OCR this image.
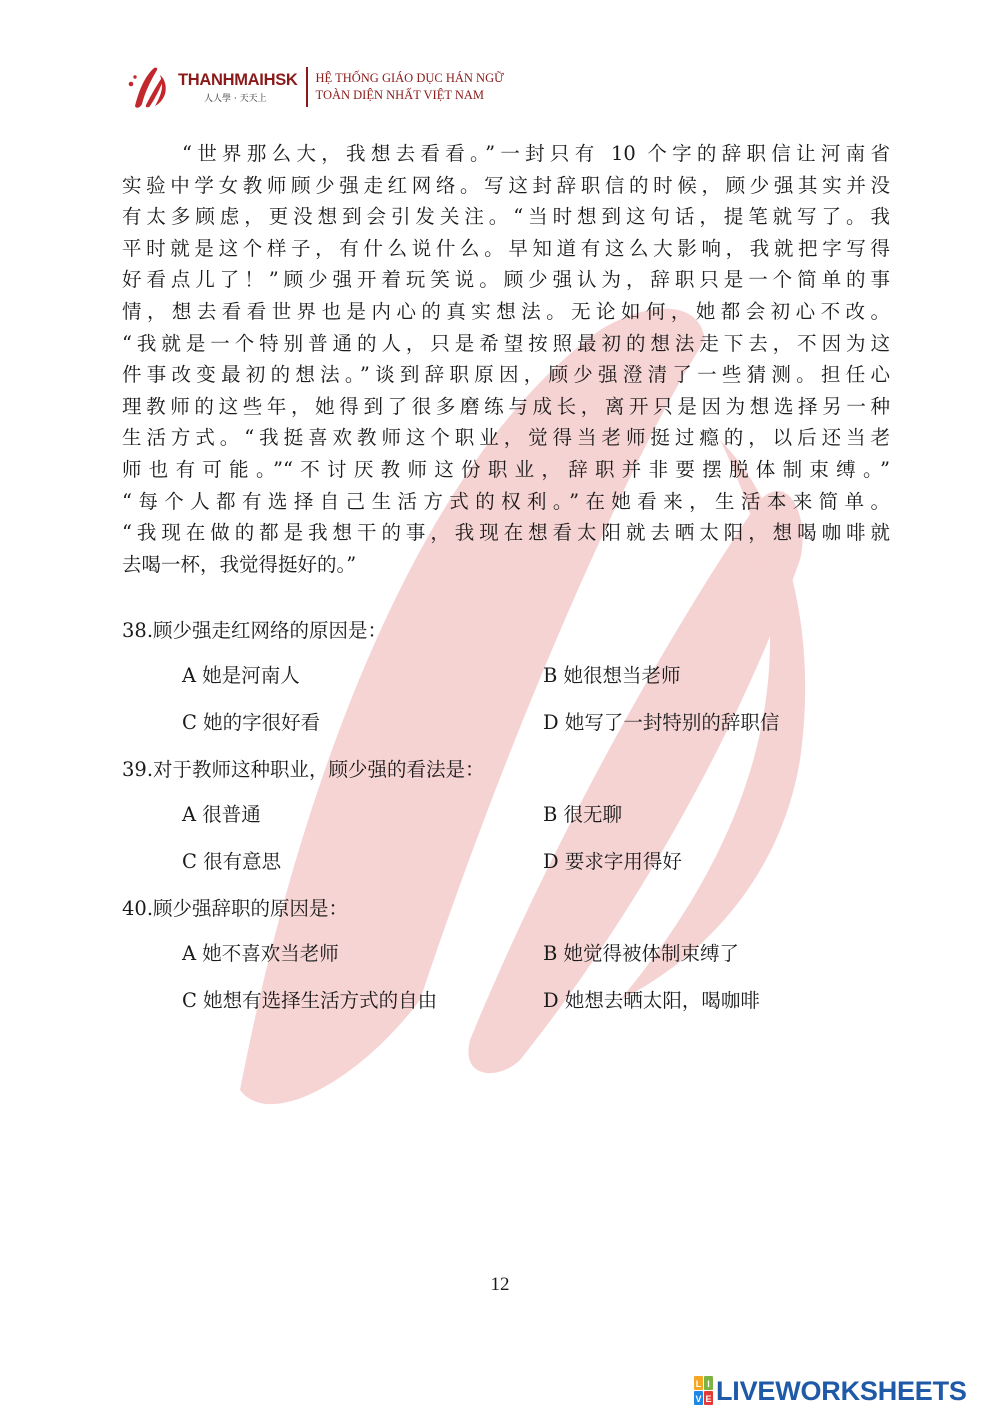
THANHMAIHSK
人人學 · 天天上
HỆ THỐNG GIÁO DỤC HÁN NGỮ
TOÀN DIỆN NHẤT VIỆT NAM

“世界那么大，我想去看看。”一封只有 10 个字的辞职信让河南省

实验中学女教师顾少强走红网络。写这封辞职信的时候，顾少强其实并没

有太多顾虑，更没想到会引发关注。“当时想到这句话，提笔就写了。我

平时就是这个样子，有什么说什么。早知道有这么大影响，我就把字写得

好看点儿了！”顾少强开着玩笑说。顾少强认为，辞职只是一个简单的事

情，想去看看世界也是内心的真实想法。无论如何，她都会初心不改。

“我就是一个特别普通的人，只是希望按照最初的想法走下去，不因为这

件事改变最初的想法。”谈到辞职原因，顾少强澄清了一些猜测。担任心

理教师的这些年，她得到了很多磨练与成长，离开只是因为想选择另一种

生活方式。“我挺喜欢教师这个职业，觉得当老师挺过瘾的，以后还当老

师也有可能。”“不讨厌教师这份职业，辞职并非要摆脱体制束缚。”

“每个人都有选择自己生活方式的权利。”在她看来，生活本来简单。

“我现在做的都是我想干的事，我现在想看太阳就去晒太阳，想喝咖啡就

去喝一杯，我觉得挺好的。”

38.顾少强走红网络的原因是：
A 她是河南人	B 她很想当老师
C 她的字很好看	D 她写了一封特别的辞职信
39.对于教师这种职业，顾少强的看法是：
A 很普通	B 很无聊
C 很有意思	D 要求字用得好
40.顾少强辞职的原因是：
A 她不喜欢当老师	B 她觉得被体制束缚了
C 她想有选择生活方式的自由	D 她想去晒太阳，喝咖啡
12
L I
V E LIVEWORKSHEETS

**Work instructions:**
Quote the material exactly. Pictures stay out.

**Answer in full:**
OCR this image.
THANHMAIHSK
人人學 · 天天上
HỆ THỐNG GIÁO DỤC HÁN NGỮ
TOÀN DIỆN NHẤT VIỆT NAM

“世界那么大，我想去看看。”一封只有 10 个字的辞职信让河南省

实验中学女教师顾少强走红网络。写这封辞职信的时候，顾少强其实并没

有太多顾虑，更没想到会引发关注。“当时想到这句话，提笔就写了。我

平时就是这个样子，有什么说什么。早知道有这么大影响，我就把字写得

好看点儿了！”顾少强开着玩笑说。顾少强认为，辞职只是一个简单的事

情，想去看看世界也是内心的真实想法。无论如何，她都会初心不改。

“我就是一个特别普通的人，只是希望按照最初的想法走下去，不因为这

件事改变最初的想法。”谈到辞职原因，顾少强澄清了一些猜测。担任心

理教师的这些年，她得到了很多磨练与成长，离开只是因为想选择另一种

生活方式。“我挺喜欢教师这个职业，觉得当老师挺过瘾的，以后还当老

师也有可能。”“不讨厌教师这份职业，辞职并非要摆脱体制束缚。”

“每个人都有选择自己生活方式的权利。”在她看来，生活本来简单。

“我现在做的都是我想干的事，我现在想看太阳就去晒太阳，想喝咖啡就

去喝一杯，我觉得挺好的。”

38.顾少强走红网络的原因是：
A 她是河南人	B 她很想当老师
C 她的字很好看	D 她写了一封特别的辞职信
39.对于教师这种职业，顾少强的看法是：
A 很普通	B 很无聊
C 很有意思	D 要求字用得好
40.顾少强辞职的原因是：
A 她不喜欢当老师	B 她觉得被体制束缚了
C 她想有选择生活方式的自由	D 她想去晒太阳，喝咖啡
12
L I
V E LIVEWORKSHEETS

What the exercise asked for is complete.